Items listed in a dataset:
= = = =
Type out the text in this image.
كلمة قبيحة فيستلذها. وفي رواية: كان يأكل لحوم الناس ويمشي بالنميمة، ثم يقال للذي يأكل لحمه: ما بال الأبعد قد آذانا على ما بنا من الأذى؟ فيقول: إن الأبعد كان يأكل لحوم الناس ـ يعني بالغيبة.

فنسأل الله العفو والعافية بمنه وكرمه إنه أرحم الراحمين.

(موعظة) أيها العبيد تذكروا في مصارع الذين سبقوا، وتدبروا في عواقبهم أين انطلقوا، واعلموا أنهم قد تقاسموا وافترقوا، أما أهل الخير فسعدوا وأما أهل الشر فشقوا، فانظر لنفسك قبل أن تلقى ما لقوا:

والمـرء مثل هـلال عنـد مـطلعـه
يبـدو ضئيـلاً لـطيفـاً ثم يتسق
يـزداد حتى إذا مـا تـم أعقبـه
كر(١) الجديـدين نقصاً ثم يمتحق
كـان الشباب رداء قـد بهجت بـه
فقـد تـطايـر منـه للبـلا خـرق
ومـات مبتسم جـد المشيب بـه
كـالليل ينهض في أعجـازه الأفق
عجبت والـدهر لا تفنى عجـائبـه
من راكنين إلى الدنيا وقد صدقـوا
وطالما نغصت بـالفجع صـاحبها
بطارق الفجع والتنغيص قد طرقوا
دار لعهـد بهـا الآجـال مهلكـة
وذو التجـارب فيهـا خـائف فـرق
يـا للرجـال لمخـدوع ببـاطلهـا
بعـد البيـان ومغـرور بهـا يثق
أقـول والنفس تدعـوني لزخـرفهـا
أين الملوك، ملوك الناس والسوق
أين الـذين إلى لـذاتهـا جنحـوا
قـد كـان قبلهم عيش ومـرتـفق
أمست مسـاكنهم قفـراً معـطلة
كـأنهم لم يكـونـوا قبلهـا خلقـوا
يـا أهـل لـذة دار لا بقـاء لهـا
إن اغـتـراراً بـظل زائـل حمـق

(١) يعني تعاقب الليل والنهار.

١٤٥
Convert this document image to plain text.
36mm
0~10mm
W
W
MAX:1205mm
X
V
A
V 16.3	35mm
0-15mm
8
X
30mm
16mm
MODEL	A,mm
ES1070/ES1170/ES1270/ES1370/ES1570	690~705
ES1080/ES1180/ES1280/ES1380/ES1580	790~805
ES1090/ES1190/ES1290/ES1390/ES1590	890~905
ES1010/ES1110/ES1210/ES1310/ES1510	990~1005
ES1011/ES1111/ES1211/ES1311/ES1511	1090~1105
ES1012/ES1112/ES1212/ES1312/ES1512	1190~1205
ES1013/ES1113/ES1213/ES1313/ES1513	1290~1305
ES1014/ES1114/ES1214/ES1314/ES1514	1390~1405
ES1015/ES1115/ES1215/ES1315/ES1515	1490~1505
= = = =
> Short task: Set down, unchanged, the line that contains "Convert this document image to plain text." together with every later line in the records, through the last one.

> Task solution:
Convert this document image to plain text.
36mm
0~10mm
W
W
MAX:1205mm
X
V
A
V 16.3	35mm
0-15mm
8
X
30mm
16mm
MODEL	A,mm
ES1070/ES1170/ES1270/ES1370/ES1570	690~705
ES1080/ES1180/ES1280/ES1380/ES1580	790~805
ES1090/ES1190/ES1290/ES1390/ES1590	890~905
ES1010/ES1110/ES1210/ES1310/ES1510	990~1005
ES1011/ES1111/ES1211/ES1311/ES1511	1090~1105
ES1012/ES1112/ES1212/ES1312/ES1512	1190~1205
ES1013/ES1113/ES1213/ES1313/ES1513	1290~1305
ES1014/ES1114/ES1214/ES1314/ES1514	1390~1405
ES1015/ES1115/ES1215/ES1315/ES1515	1490~1505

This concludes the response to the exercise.